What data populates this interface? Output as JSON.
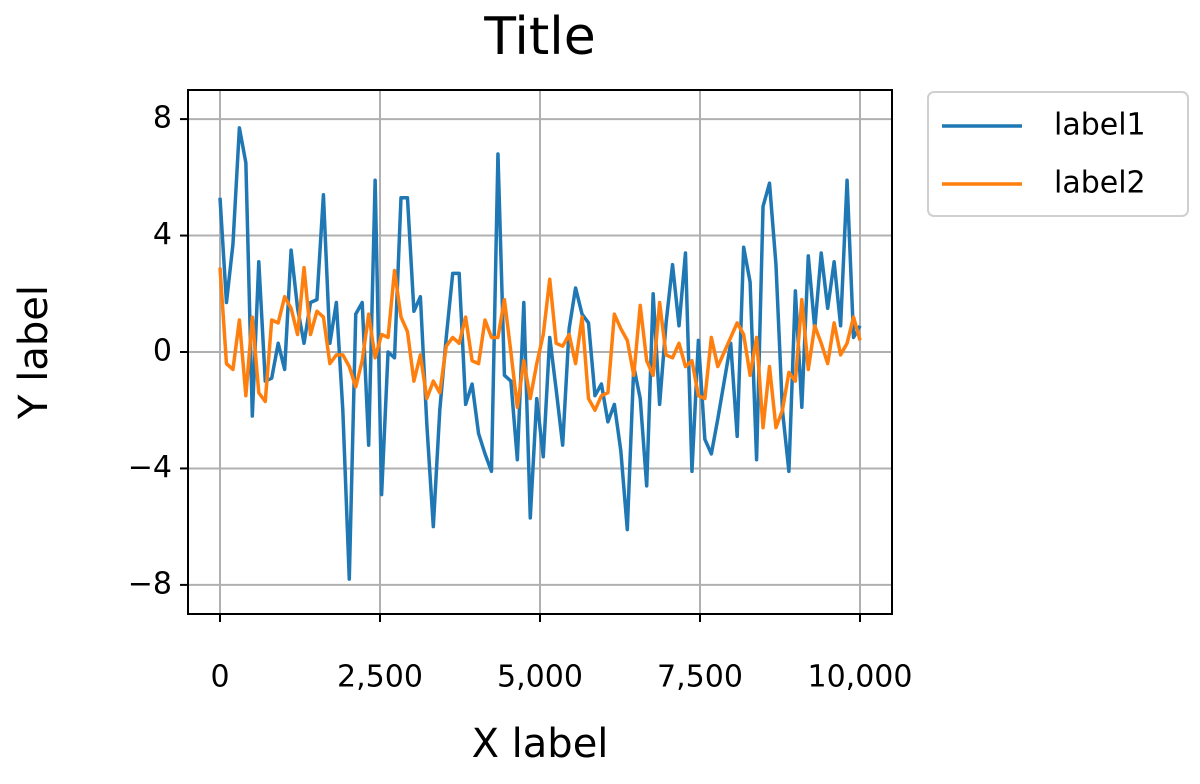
{
  "chart_data": {
    "type": "line",
    "title": "Title",
    "xlabel": "X label",
    "ylabel": "Y label",
    "x": [
      0,
      101,
      202,
      303,
      404,
      505,
      606,
      707,
      808,
      909,
      1010,
      1111,
      1212,
      1313,
      1414,
      1515,
      1616,
      1717,
      1818,
      1919,
      2020,
      2121,
      2222,
      2323,
      2424,
      2525,
      2626,
      2727,
      2828,
      2929,
      3030,
      3131,
      3232,
      3333,
      3434,
      3535,
      3636,
      3737,
      3838,
      3939,
      4040,
      4141,
      4242,
      4343,
      4444,
      4545,
      4646,
      4747,
      4848,
      4949,
      5051,
      5152,
      5253,
      5354,
      5455,
      5556,
      5657,
      5758,
      5859,
      5960,
      6061,
      6162,
      6263,
      6364,
      6465,
      6566,
      6667,
      6768,
      6869,
      6970,
      7071,
      7172,
      7273,
      7374,
      7475,
      7576,
      7677,
      7778,
      7879,
      7980,
      8081,
      8182,
      8283,
      8384,
      8485,
      8586,
      8687,
      8788,
      8889,
      8990,
      9091,
      9192,
      9293,
      9394,
      9495,
      9596,
      9697,
      9798,
      9899,
      10000
    ],
    "series": [
      {
        "name": "label1",
        "color": "#1f77b4",
        "values": [
          5.3,
          1.7,
          3.7,
          7.7,
          6.5,
          -2.2,
          3.1,
          -1.0,
          -0.9,
          0.3,
          -0.6,
          3.5,
          1.5,
          0.3,
          1.7,
          1.8,
          5.4,
          0.3,
          1.7,
          -2.0,
          -7.8,
          1.3,
          1.7,
          -3.2,
          5.9,
          -4.9,
          0.0,
          -0.2,
          5.3,
          5.3,
          1.4,
          1.9,
          -2.5,
          -6.0,
          -2.0,
          0.5,
          2.7,
          2.7,
          -1.8,
          -1.1,
          -2.8,
          -3.5,
          -4.1,
          6.8,
          -0.8,
          -1.0,
          -3.7,
          1.7,
          -5.7,
          -1.6,
          -3.6,
          0.5,
          -1.3,
          -3.2,
          0.8,
          2.2,
          1.3,
          1.0,
          -1.5,
          -1.1,
          -2.4,
          -1.8,
          -3.4,
          -6.1,
          -0.5,
          -1.6,
          -4.6,
          2.0,
          -1.8,
          1.0,
          3.0,
          0.9,
          3.4,
          -4.1,
          0.4,
          -3.0,
          -3.5,
          -2.3,
          -1.0,
          0.3,
          -2.9,
          3.6,
          2.4,
          -3.7,
          5.0,
          5.8,
          3.0,
          -2.0,
          -4.1,
          2.1,
          -1.9,
          3.3,
          0.8,
          3.4,
          1.5,
          3.1,
          0.9,
          5.9,
          0.5,
          0.9
        ]
      },
      {
        "name": "label2",
        "color": "#ff7f0e",
        "values": [
          2.9,
          -0.4,
          -0.6,
          1.1,
          -1.5,
          1.2,
          -1.4,
          -1.7,
          1.1,
          1.0,
          1.9,
          1.5,
          0.6,
          2.9,
          0.6,
          1.4,
          1.2,
          -0.4,
          -0.1,
          -0.1,
          -0.5,
          -1.2,
          -0.3,
          1.3,
          -0.2,
          0.6,
          0.5,
          2.8,
          1.2,
          0.7,
          -1.0,
          -0.1,
          -1.6,
          -1.0,
          -1.4,
          0.2,
          0.5,
          0.3,
          1.2,
          -0.3,
          -0.4,
          1.1,
          0.5,
          0.5,
          1.8,
          0.0,
          -1.9,
          -0.3,
          -1.6,
          -0.4,
          0.6,
          2.5,
          0.3,
          0.2,
          0.6,
          -0.4,
          1.2,
          -1.6,
          -2.0,
          -1.5,
          -1.4,
          1.3,
          0.8,
          0.4,
          -0.8,
          1.6,
          -0.3,
          -0.8,
          1.7,
          -0.1,
          -0.2,
          0.3,
          -0.5,
          -0.3,
          -1.5,
          -1.6,
          0.5,
          -0.5,
          0.0,
          0.5,
          1.0,
          0.6,
          -0.8,
          0.5,
          -2.6,
          -0.5,
          -2.6,
          -2.0,
          -0.7,
          -1.0,
          1.8,
          -0.6,
          0.9,
          0.3,
          -0.4,
          1.0,
          -0.1,
          0.3,
          1.2,
          0.4
        ]
      }
    ],
    "xlim": [
      -500,
      10500
    ],
    "ylim": [
      -9,
      9
    ],
    "xticks": [
      0,
      {
        "value": 2500,
        "label": "2,500"
      },
      {
        "value": 5000,
        "label": "5,000"
      },
      {
        "value": 7500,
        "label": "7,500"
      },
      {
        "value": 10000,
        "label": "10,000"
      }
    ],
    "yticks": [
      {
        "value": -8,
        "label": "−8"
      },
      {
        "value": -4,
        "label": "−4"
      },
      0,
      4,
      8
    ],
    "grid": true,
    "legend": "outside upper right"
  }
}
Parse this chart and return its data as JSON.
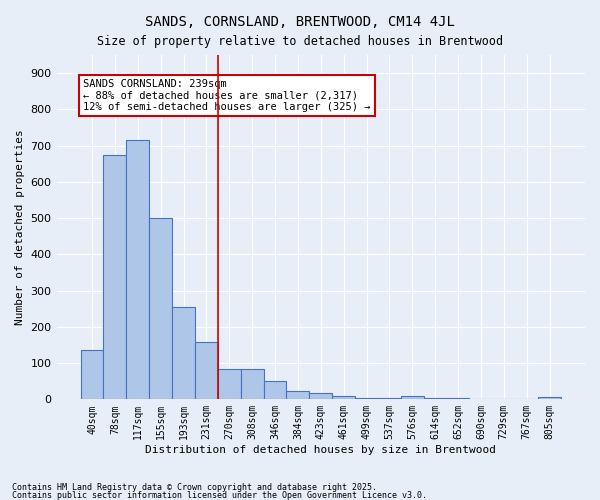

■ Given task:
Work out how many lines in the records above contain the word "JSON", and reply with that number alone.

■ Result of this exercise:
2